-- WORK INSTRUCTIONS --
Using the listing below, select the lines with the word "field" and copy them.

-- MATERIAL PROVIDED --
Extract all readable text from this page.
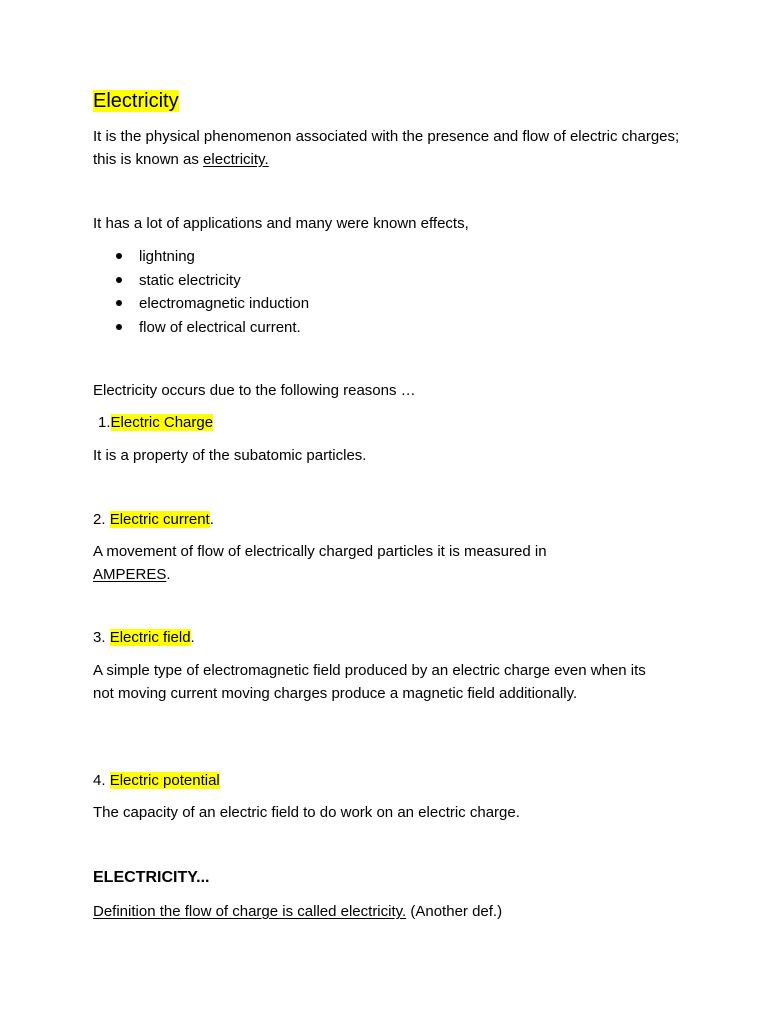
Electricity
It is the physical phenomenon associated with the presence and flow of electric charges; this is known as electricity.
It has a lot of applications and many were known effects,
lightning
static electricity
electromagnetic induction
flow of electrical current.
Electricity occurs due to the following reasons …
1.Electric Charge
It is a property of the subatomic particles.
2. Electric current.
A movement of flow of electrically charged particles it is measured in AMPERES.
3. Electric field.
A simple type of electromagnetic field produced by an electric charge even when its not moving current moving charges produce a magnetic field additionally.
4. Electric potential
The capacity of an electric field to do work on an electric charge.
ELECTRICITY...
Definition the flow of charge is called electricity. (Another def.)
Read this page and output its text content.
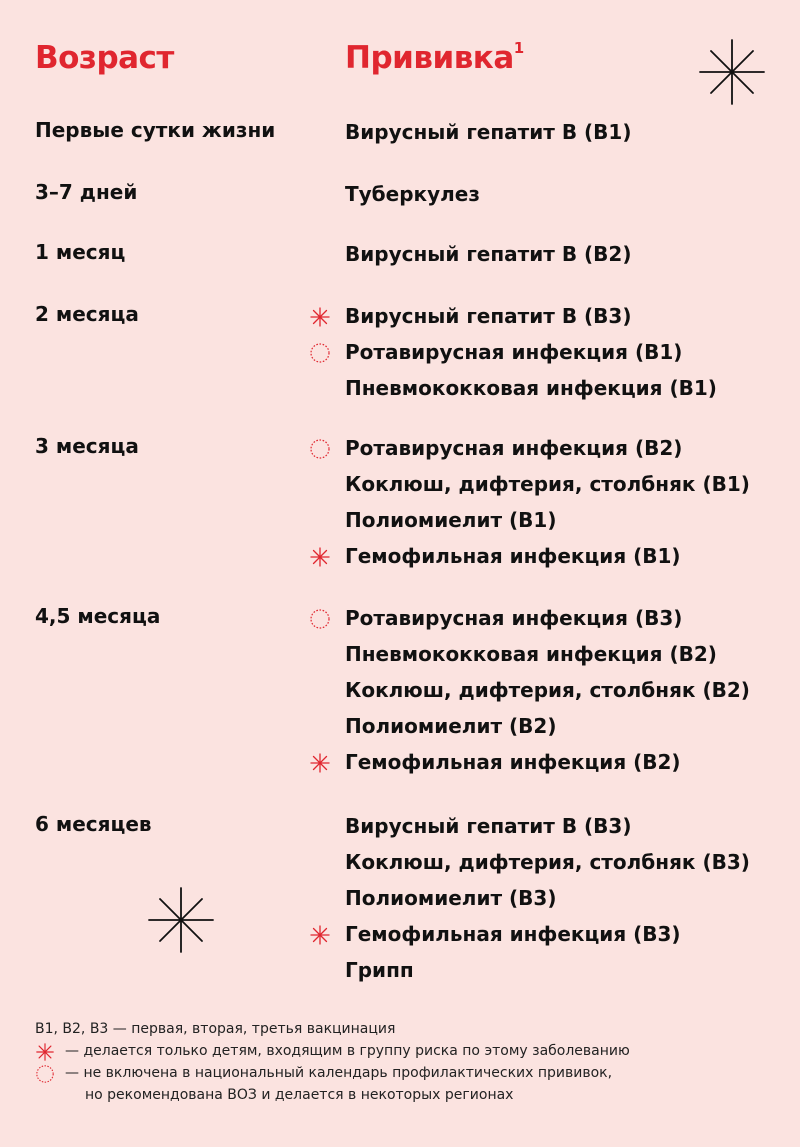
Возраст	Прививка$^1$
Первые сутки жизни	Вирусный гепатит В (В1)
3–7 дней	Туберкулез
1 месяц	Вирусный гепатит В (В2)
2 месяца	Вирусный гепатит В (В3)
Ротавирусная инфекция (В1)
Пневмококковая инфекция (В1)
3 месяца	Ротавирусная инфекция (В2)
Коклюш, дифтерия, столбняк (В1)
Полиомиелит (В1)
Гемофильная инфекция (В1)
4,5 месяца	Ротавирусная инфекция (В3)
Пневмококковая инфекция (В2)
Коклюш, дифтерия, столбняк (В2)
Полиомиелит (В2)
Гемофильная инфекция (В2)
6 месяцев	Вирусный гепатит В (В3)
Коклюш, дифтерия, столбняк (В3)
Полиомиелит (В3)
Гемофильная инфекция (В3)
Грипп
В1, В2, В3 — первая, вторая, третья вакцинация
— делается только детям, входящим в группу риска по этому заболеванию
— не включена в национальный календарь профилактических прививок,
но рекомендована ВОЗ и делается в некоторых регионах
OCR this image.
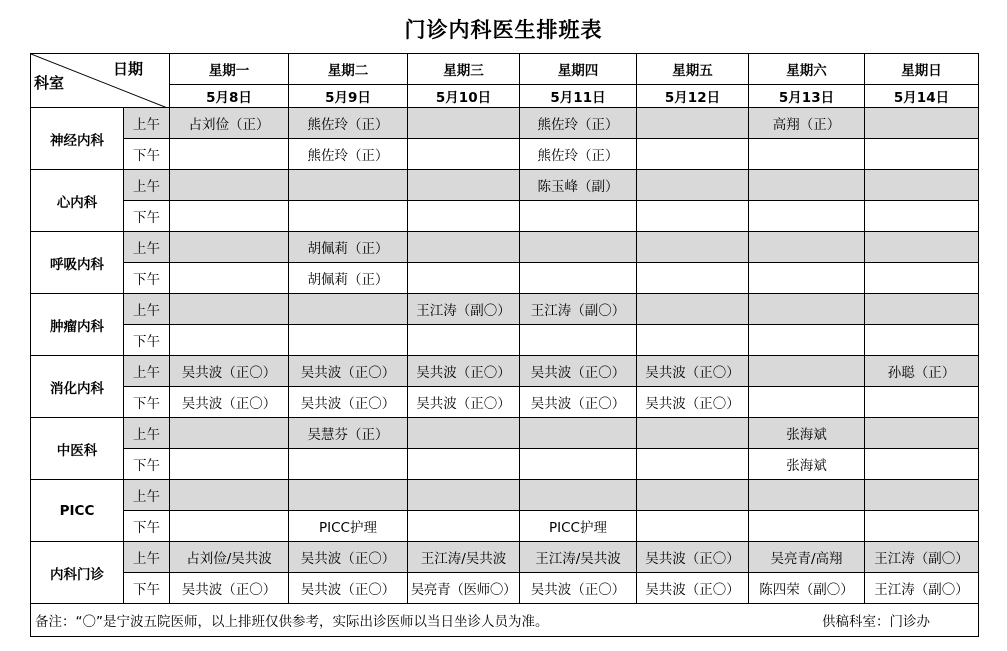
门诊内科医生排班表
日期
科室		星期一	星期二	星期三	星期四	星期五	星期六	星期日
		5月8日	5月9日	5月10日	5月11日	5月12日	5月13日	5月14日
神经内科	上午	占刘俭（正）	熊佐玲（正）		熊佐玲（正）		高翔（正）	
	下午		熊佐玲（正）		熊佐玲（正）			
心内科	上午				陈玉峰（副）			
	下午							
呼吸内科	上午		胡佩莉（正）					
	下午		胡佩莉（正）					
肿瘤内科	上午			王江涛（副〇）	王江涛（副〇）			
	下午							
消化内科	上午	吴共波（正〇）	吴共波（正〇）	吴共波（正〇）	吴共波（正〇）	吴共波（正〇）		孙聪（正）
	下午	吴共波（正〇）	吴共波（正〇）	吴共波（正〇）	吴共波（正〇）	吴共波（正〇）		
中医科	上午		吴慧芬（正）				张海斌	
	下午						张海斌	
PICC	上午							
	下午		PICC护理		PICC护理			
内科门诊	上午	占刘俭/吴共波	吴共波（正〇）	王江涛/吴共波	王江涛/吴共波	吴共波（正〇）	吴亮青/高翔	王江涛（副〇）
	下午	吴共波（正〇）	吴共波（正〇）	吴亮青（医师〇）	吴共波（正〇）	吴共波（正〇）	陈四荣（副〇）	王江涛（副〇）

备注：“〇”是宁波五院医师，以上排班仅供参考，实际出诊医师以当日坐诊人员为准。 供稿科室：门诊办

-- PROBLEM SOLUTION --
3. Electric field.
A simple type of electromagnetic field produced by an electric charge even when its not moving current moving charges produce a magnetic field additionally.
The capacity of an electric field to do work on an electric charge.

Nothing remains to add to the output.